[En qué consiste]
Reescribe como lista, más breve, el párrafo de la sección del documento que empieza «Ahora el padre Wilson». Conserva sus datos principales.

Ahora el padre Wilson de San Benito Abad, con la comunidad parroquial que tiene organizada en torno a ese mantenimiento espiritual que todos requerimos, como personas, como familias, como sociedad. Tiene la tarea la de construir la parroquia, consiguiendo primero los recursos y atendiendo los requerimientos espirituales de todos y cada uno de nosotros los vecinos de la parroquia y de los no vecinos. Es que el trabajo de los sacerdotes no tiene fronteras, ni distingue clases sociales, ni razas, ni colores, ni edades, ni tamaños; ellos son el enlace entre los diferentes estamentos de la sociedad, recogen mercados para dar a los más necesitados, hacen los roperos, entienden nuestros problemas, aconsejan nuestros comportamientos cuando nos equivocamos, defienden y ayudan a las comunidades cuando lo requieren, en fin, y todo esto y mucho más, lo hacen gratuitamente, por el amor al prójimo como lo ordenan los mandamientos de la ley de Dios. Cómo olvidar a los padres Sergio y Felipe de los Legionarios de Cristo, y sus demás compañeros, liderando el seminario, Mano Amiga y al Colegio Cumbres, que hoy puntea dentro de los mejores. Cómo olvidar al padre Téllez del Opus Dei, a los rectores de la UPB donde me eduqué como abogado, a los padres Comte y Reinaldo del Hogar del Niño.

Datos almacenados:
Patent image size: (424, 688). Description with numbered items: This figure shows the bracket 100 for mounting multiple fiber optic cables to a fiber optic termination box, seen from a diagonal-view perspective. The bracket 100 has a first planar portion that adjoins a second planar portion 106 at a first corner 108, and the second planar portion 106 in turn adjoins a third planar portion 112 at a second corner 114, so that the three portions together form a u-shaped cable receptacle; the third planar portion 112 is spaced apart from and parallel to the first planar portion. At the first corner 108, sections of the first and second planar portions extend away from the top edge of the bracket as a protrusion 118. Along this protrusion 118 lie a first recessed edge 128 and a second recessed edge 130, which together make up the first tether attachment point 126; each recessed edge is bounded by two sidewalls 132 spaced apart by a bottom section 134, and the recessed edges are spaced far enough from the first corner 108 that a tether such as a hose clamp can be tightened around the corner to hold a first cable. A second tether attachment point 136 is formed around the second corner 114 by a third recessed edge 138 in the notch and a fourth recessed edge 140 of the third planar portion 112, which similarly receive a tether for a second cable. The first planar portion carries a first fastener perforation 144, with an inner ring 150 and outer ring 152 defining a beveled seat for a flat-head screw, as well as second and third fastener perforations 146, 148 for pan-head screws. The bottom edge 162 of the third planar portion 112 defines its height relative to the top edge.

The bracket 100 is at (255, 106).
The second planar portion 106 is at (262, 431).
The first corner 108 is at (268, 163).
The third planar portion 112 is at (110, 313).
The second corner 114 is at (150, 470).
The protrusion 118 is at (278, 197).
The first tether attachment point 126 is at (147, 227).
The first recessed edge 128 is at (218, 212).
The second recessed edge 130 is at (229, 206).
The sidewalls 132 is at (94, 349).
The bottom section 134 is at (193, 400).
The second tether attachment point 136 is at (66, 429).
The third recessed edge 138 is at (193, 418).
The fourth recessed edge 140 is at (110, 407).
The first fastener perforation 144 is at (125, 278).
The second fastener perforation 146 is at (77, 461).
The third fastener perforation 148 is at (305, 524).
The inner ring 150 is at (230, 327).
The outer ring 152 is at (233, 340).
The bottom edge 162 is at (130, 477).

[Respuesta]
- El padre Wilson, de San Benito Abad, tiene organizada una comunidad parroquial en torno al mantenimiento espiritual de personas, familias y sociedad.
- Su tarea es construir la parroquia, primero consiguiendo los recursos, y atender las necesidades espirituales de los vecinos de la parroquia y de los que no lo son.
- El trabajo de los sacerdotes no tiene fronteras ni distingue clases sociales, razas, colores, edades ni tamaños.
- Son el enlace entre los estamentos de la sociedad: recogen mercados para los más necesitados, hacen roperos, entienden los problemas, aconsejan cuando hay equivocaciones y defienden y ayudan a las comunidades.
- Todo lo hacen gratuitamente, por amor al prójimo, como ordenan los mandamientos de la ley de Dios.
- Se recuerda a los padres Sergio y Felipe, de los Legionarios de Cristo, y a sus compañeros, que lideran el seminario, Mano Amiga y el Colegio Cumbres, hoy entre los mejores.
- También se recuerda al padre Téllez, del Opus Dei, a los rectores de la UPB, donde quien escribe se educó como abogado, y a los padres Comte y Reinaldo, del Hogar del Niño.